WORK REQUEST. Show each line from the records below in which the word "RuvB" occurs.

=== LISTED RECORDS ===

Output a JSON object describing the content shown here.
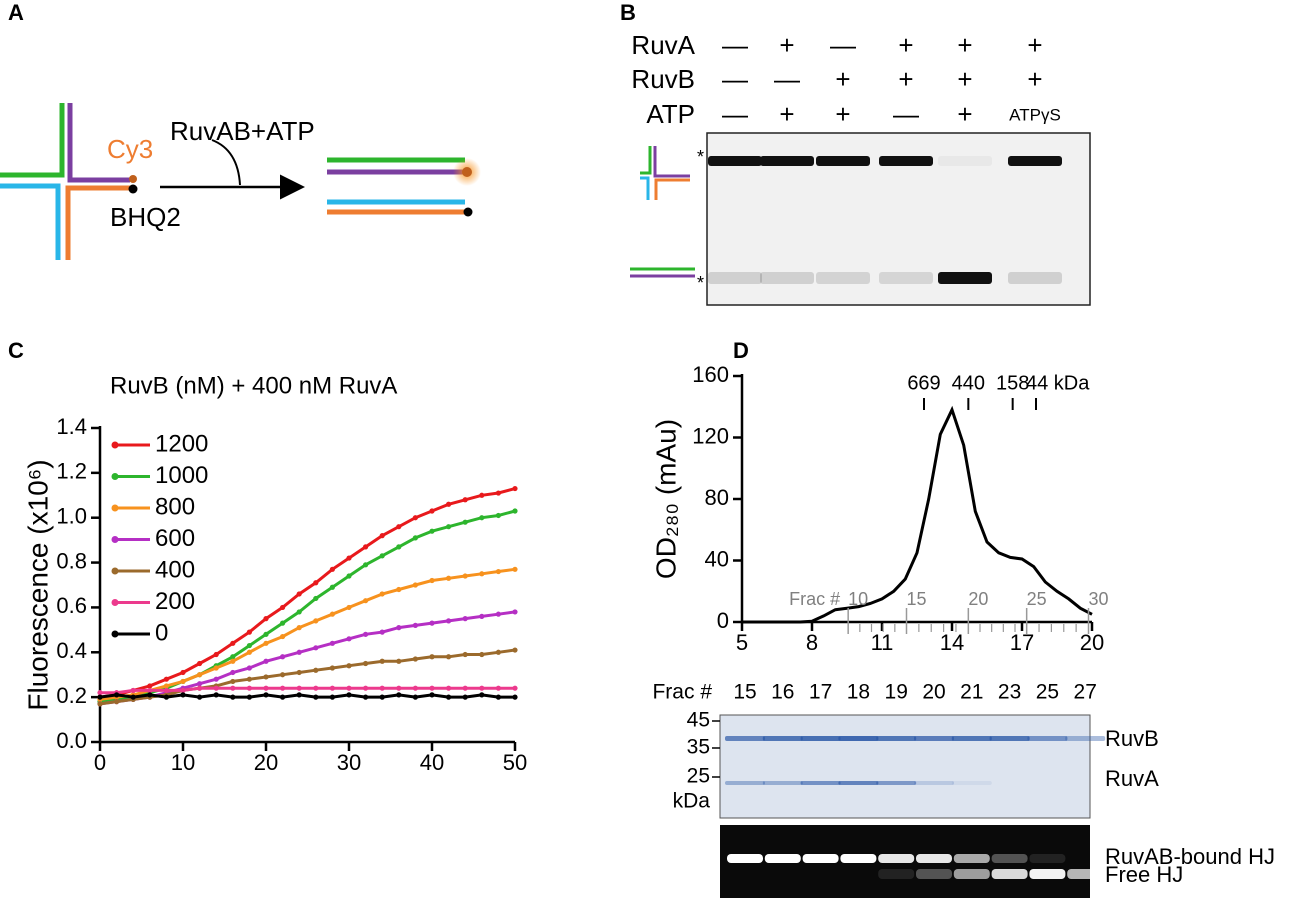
{
  "panel_labels": [
    "A",
    "B",
    "C",
    "D"
  ],
  "panel_a": {
    "cy3": "Cy3",
    "enzyme": "RuvAB+ATP",
    "quencher": "BHQ2"
  },
  "panel_b": {
    "rows": [
      {
        "label": "RuvA",
        "cells": [
          "—",
          "+",
          "—",
          "+",
          "+",
          "+"
        ]
      },
      {
        "label": "RuvB",
        "cells": [
          "—",
          "—",
          "+",
          "+",
          "+",
          "+"
        ]
      },
      {
        "label": "ATP",
        "cells": [
          "—",
          "+",
          "+",
          "—",
          "+",
          "ATPγS"
        ]
      }
    ],
    "markers": [
      "*",
      "*"
    ]
  },
  "chart_data": [
    {
      "type": "line",
      "title": "RuvB (nM) + 400 nM RuvA",
      "ylabel": "Fluorescence (x10⁶)",
      "x": [
        0,
        2,
        4,
        6,
        8,
        10,
        12,
        14,
        16,
        18,
        20,
        22,
        24,
        26,
        28,
        30,
        32,
        34,
        36,
        38,
        40,
        42,
        44,
        46,
        48,
        50
      ],
      "series": [
        {
          "name": "1200",
          "color": "#e8191c",
          "values": [
            0.2,
            0.21,
            0.23,
            0.25,
            0.28,
            0.31,
            0.35,
            0.39,
            0.44,
            0.49,
            0.55,
            0.6,
            0.66,
            0.71,
            0.77,
            0.82,
            0.87,
            0.92,
            0.96,
            1.0,
            1.03,
            1.06,
            1.08,
            1.1,
            1.11,
            1.13
          ]
        },
        {
          "name": "1000",
          "color": "#2db52d",
          "values": [
            0.18,
            0.19,
            0.2,
            0.22,
            0.24,
            0.27,
            0.3,
            0.34,
            0.38,
            0.43,
            0.48,
            0.53,
            0.58,
            0.64,
            0.69,
            0.74,
            0.79,
            0.83,
            0.87,
            0.91,
            0.94,
            0.96,
            0.98,
            1.0,
            1.01,
            1.03
          ]
        },
        {
          "name": "800",
          "color": "#f7921e",
          "values": [
            0.19,
            0.2,
            0.21,
            0.23,
            0.25,
            0.27,
            0.3,
            0.33,
            0.36,
            0.4,
            0.44,
            0.47,
            0.51,
            0.54,
            0.57,
            0.6,
            0.63,
            0.66,
            0.68,
            0.7,
            0.72,
            0.73,
            0.74,
            0.75,
            0.76,
            0.77
          ]
        },
        {
          "name": "600",
          "color": "#b52fc4",
          "values": [
            0.17,
            0.18,
            0.19,
            0.2,
            0.22,
            0.24,
            0.26,
            0.28,
            0.31,
            0.33,
            0.36,
            0.38,
            0.4,
            0.42,
            0.44,
            0.46,
            0.48,
            0.49,
            0.51,
            0.52,
            0.53,
            0.54,
            0.55,
            0.56,
            0.57,
            0.58
          ]
        },
        {
          "name": "400",
          "color": "#9b6a2c",
          "values": [
            0.17,
            0.18,
            0.19,
            0.2,
            0.21,
            0.23,
            0.24,
            0.25,
            0.27,
            0.28,
            0.29,
            0.3,
            0.31,
            0.32,
            0.33,
            0.34,
            0.35,
            0.36,
            0.36,
            0.37,
            0.38,
            0.38,
            0.39,
            0.39,
            0.4,
            0.41
          ]
        },
        {
          "name": "200",
          "color": "#ec3a8d",
          "values": [
            0.22,
            0.22,
            0.23,
            0.23,
            0.23,
            0.23,
            0.24,
            0.24,
            0.24,
            0.24,
            0.24,
            0.24,
            0.24,
            0.24,
            0.24,
            0.24,
            0.24,
            0.24,
            0.24,
            0.24,
            0.24,
            0.24,
            0.24,
            0.24,
            0.24,
            0.24
          ]
        },
        {
          "name": "0",
          "color": "#000000",
          "values": [
            0.2,
            0.21,
            0.2,
            0.21,
            0.2,
            0.21,
            0.2,
            0.21,
            0.2,
            0.2,
            0.21,
            0.2,
            0.21,
            0.2,
            0.2,
            0.21,
            0.2,
            0.2,
            0.21,
            0.2,
            0.21,
            0.2,
            0.2,
            0.21,
            0.2,
            0.2
          ]
        }
      ],
      "xlim": [
        0,
        50
      ],
      "ylim": [
        0,
        1.4
      ],
      "xticks": [
        0,
        10,
        20,
        30,
        40,
        50
      ],
      "yticks": [
        {
          "value": 0,
          "label": "0.0"
        },
        0.2,
        0.4,
        0.6,
        0.8,
        {
          "value": 1,
          "label": "1.0"
        },
        1.2,
        1.4
      ],
      "legend": "upper left"
    },
    {
      "type": "line",
      "ylabel": "OD₂₈₀ (mAu)",
      "x": [
        5,
        5.5,
        6,
        6.5,
        7,
        7.5,
        8,
        8.5,
        9,
        9.5,
        10,
        10.5,
        11,
        11.5,
        12,
        12.5,
        13,
        13.5,
        14,
        14.5,
        15,
        15.5,
        16,
        16.5,
        17,
        17.5,
        18,
        18.5,
        19,
        19.5,
        20
      ],
      "series": [
        {
          "color": "#000000",
          "values": [
            0,
            0,
            0,
            0,
            0,
            0,
            0.5,
            4,
            8,
            9,
            10,
            12,
            15,
            20,
            28,
            45,
            80,
            122,
            138,
            115,
            72,
            52,
            45,
            42,
            41,
            36,
            26,
            20,
            15,
            9,
            5
          ]
        }
      ],
      "xlim": [
        5,
        20
      ],
      "ylim": [
        0,
        160
      ],
      "xticks": [
        5,
        8,
        11,
        14,
        17,
        20
      ],
      "yticks": [
        0,
        40,
        80,
        120,
        160
      ],
      "annotations": [
        {
          "x": 12.8,
          "label": "669"
        },
        {
          "x": 14.7,
          "label": "440"
        },
        {
          "x": 16.6,
          "label": "158"
        },
        {
          "x": 17.6,
          "label": "44 kDa"
        }
      ],
      "frac_axis": {
        "label": "Frac #",
        "ticks": [
          {
            "value": 9.55,
            "label": "10"
          },
          {
            "value": 12.05,
            "label": "15"
          },
          {
            "value": 14.7,
            "label": "20"
          },
          {
            "value": 17.2,
            "label": "25"
          },
          {
            "value": 19.85,
            "label": "30"
          }
        ]
      }
    }
  ],
  "panel_d_gel": {
    "lane_header": "Frac #",
    "lanes": [
      "15",
      "16",
      "17",
      "18",
      "19",
      "20",
      "21",
      "23",
      "25",
      "27"
    ],
    "mw_labels": [
      "45",
      "35",
      "25"
    ],
    "mw_unit": "kDa",
    "band_labels": [
      "RuvB",
      "RuvA"
    ],
    "hj_labels": [
      "RuvAB-bound HJ",
      "Free HJ"
    ]
  }
}
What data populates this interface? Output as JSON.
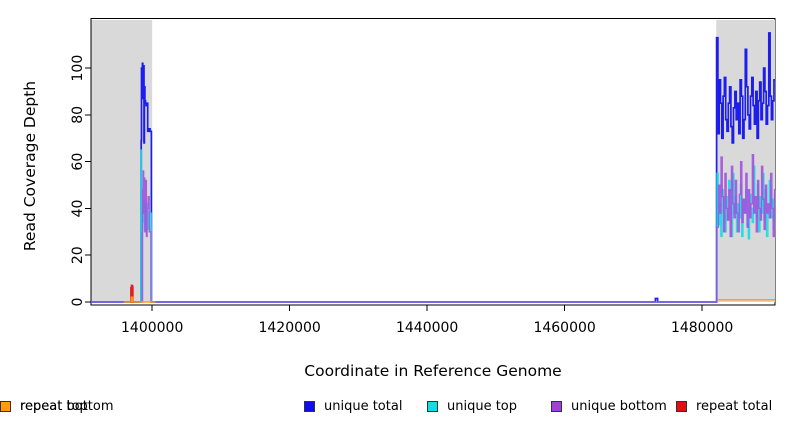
{
  "axes": {
    "x_label": "Coordinate in Reference Genome",
    "y_label": "Read Coverage Depth"
  },
  "legend": {
    "items": [
      {
        "label": "unique total",
        "color": "#0d0dee"
      },
      {
        "label": "unique top",
        "color": "#15dce4"
      },
      {
        "label": "unique bottom",
        "color": "#a23fd8"
      },
      {
        "label": "repeat total",
        "color": "#e01010"
      },
      {
        "label": "repeat top",
        "color": "#f2f20a"
      },
      {
        "label": "repeat bottom",
        "color": "#ff9d0a"
      }
    ]
  },
  "chart_data": {
    "type": "line",
    "title": "",
    "xlabel": "Coordinate in Reference Genome",
    "ylabel": "Read Coverage Depth",
    "xlim": [
      1391100,
      1490600
    ],
    "ylim": [
      0,
      120
    ],
    "grid": false,
    "legend_position": "bottom",
    "x_ticks": [
      {
        "value": 1400000,
        "label": "1400000"
      },
      {
        "value": 1420000,
        "label": "1420000"
      },
      {
        "value": 1440000,
        "label": "1440000"
      },
      {
        "value": 1460000,
        "label": "1460000"
      },
      {
        "value": 1480000,
        "label": "1480000"
      }
    ],
    "y_ticks": [
      {
        "value": 0,
        "label": "0"
      },
      {
        "value": 20,
        "label": "20"
      },
      {
        "value": 40,
        "label": "40"
      },
      {
        "value": 60,
        "label": "60"
      },
      {
        "value": 80,
        "label": "80"
      },
      {
        "value": 100,
        "label": "100"
      }
    ],
    "shaded_regions": [
      {
        "x1": 1391100,
        "x2": 1400000,
        "color": "#d9d9d9"
      },
      {
        "x1": 1482050,
        "x2": 1490600,
        "color": "#d9d9d9"
      }
    ],
    "series": [
      {
        "name": "unique total",
        "color": "#0d0dee",
        "segments": [
          {
            "points": [
              [
                1391100,
                0
              ],
              [
                1398380,
                0
              ]
            ]
          },
          {
            "points": [
              [
                1398400,
                69
              ],
              [
                1398450,
                100
              ],
              [
                1398510,
                87
              ],
              [
                1398570,
                102
              ],
              [
                1398630,
                94
              ],
              [
                1398690,
                88
              ],
              [
                1398750,
                101
              ],
              [
                1398810,
                68
              ],
              [
                1398870,
                92
              ],
              [
                1398940,
                86
              ],
              [
                1399030,
                85
              ],
              [
                1399130,
                84
              ],
              [
                1399240,
                85
              ],
              [
                1399350,
                73
              ],
              [
                1399500,
                74
              ],
              [
                1399700,
                73
              ],
              [
                1399870,
                73
              ]
            ]
          },
          {
            "points": [
              [
                1399890,
                0
              ],
              [
                1473150,
                0
              ]
            ]
          },
          {
            "points": [
              [
                1473200,
                1.5
              ],
              [
                1473480,
                1.5
              ]
            ]
          },
          {
            "points": [
              [
                1473520,
                0
              ],
              [
                1482080,
                0
              ]
            ]
          },
          {
            "x0": 1482100,
            "dx": 190,
            "values": [
              113,
              72,
              95,
              85,
              70,
              88,
              96,
              78,
              73,
              85,
              92,
              75,
              68,
              83,
              90,
              78,
              85,
              72,
              95,
              88,
              70,
              78,
              108,
              92,
              80,
              74,
              88,
              96,
              84,
              76,
              90,
              70,
              86,
              94,
              78,
              85,
              100,
              90,
              76,
              84,
              115,
              88,
              78,
              86,
              95
            ]
          },
          {
            "points": [
              [
                1490600,
                95
              ]
            ]
          }
        ]
      },
      {
        "name": "unique top",
        "color": "#15dce4",
        "segments": [
          {
            "points": [
              [
                1391100,
                0
              ],
              [
                1398380,
                0
              ]
            ]
          },
          {
            "points": [
              [
                1398400,
                65
              ],
              [
                1398480,
                43
              ],
              [
                1398560,
                30
              ],
              [
                1398640,
                43
              ],
              [
                1398720,
                34
              ],
              [
                1398800,
                44
              ],
              [
                1398880,
                31
              ],
              [
                1398960,
                43
              ],
              [
                1399060,
                30
              ],
              [
                1399200,
                42
              ],
              [
                1399400,
                31
              ],
              [
                1399600,
                38
              ],
              [
                1399870,
                32
              ]
            ]
          },
          {
            "points": [
              [
                1399890,
                0
              ],
              [
                1482130,
                0
              ]
            ]
          },
          {
            "x0": 1482150,
            "dx": 190,
            "values": [
              55,
              33,
              42,
              28,
              48,
              38,
              30,
              45,
              35,
              52,
              40,
              28,
              55,
              38,
              45,
              30,
              42,
              36,
              50,
              28,
              44,
              38,
              48,
              33,
              27,
              46,
              40,
              34,
              58,
              42,
              36,
              50,
              30,
              45,
              38,
              55,
              35,
              48,
              28,
              40,
              52,
              36,
              44,
              31,
              46
            ]
          },
          {
            "points": [
              [
                1490600,
                46
              ]
            ]
          }
        ]
      },
      {
        "name": "unique bottom",
        "color": "#a455dd",
        "segments": [
          {
            "points": [
              [
                1391100,
                0
              ],
              [
                1398580,
                0
              ]
            ]
          },
          {
            "points": [
              [
                1398600,
                48
              ],
              [
                1398680,
                56
              ],
              [
                1398760,
                38
              ],
              [
                1398840,
                53
              ],
              [
                1398920,
                30
              ],
              [
                1399000,
                44
              ],
              [
                1399080,
                52
              ],
              [
                1399160,
                28
              ],
              [
                1399260,
                40
              ],
              [
                1399400,
                45
              ],
              [
                1399560,
                30
              ],
              [
                1399800,
                30
              ]
            ]
          },
          {
            "points": [
              [
                1399820,
                0
              ],
              [
                1482150,
                0
              ]
            ]
          },
          {
            "x0": 1482170,
            "dx": 190,
            "values": [
              32,
              50,
              38,
              62,
              45,
              30,
              55,
              40,
              35,
              48,
              28,
              58,
              42,
              36,
              52,
              38,
              30,
              46,
              60,
              34,
              44,
              38,
              55,
              32,
              48,
              36,
              42,
              63,
              38,
              45,
              30,
              52,
              40,
              35,
              58,
              44,
              31,
              50,
              38,
              42,
              36,
              55,
              40,
              28,
              48
            ]
          },
          {
            "points": [
              [
                1490600,
                48
              ]
            ]
          }
        ]
      },
      {
        "name": "repeat total",
        "color": "#e01010",
        "segments": [
          {
            "points": [
              [
                1396900,
                0
              ],
              [
                1396940,
                6
              ],
              [
                1397020,
                7
              ],
              [
                1397100,
                6.5
              ],
              [
                1397150,
                6
              ],
              [
                1397170,
                0
              ],
              [
                1397350,
                0
              ]
            ]
          }
        ]
      },
      {
        "name": "repeat top",
        "color": "#f2f20a",
        "segments": []
      },
      {
        "name": "repeat bottom",
        "color": "#ff9d0a",
        "segments": [
          {
            "points": [
              [
                1395850,
                0
              ],
              [
                1396940,
                0
              ],
              [
                1396960,
                2
              ],
              [
                1397140,
                2
              ],
              [
                1397160,
                0
              ],
              [
                1400450,
                0
              ]
            ]
          },
          {
            "gap": true,
            "points": [
              [
                1482250,
                1
              ],
              [
                1490600,
                1
              ]
            ]
          }
        ]
      }
    ]
  }
}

===

EXERCISE OUTPUT.
        "label": "RuvB",
      "title": "RuvB (nM) + 400 nM RuvA",
      "RuvB",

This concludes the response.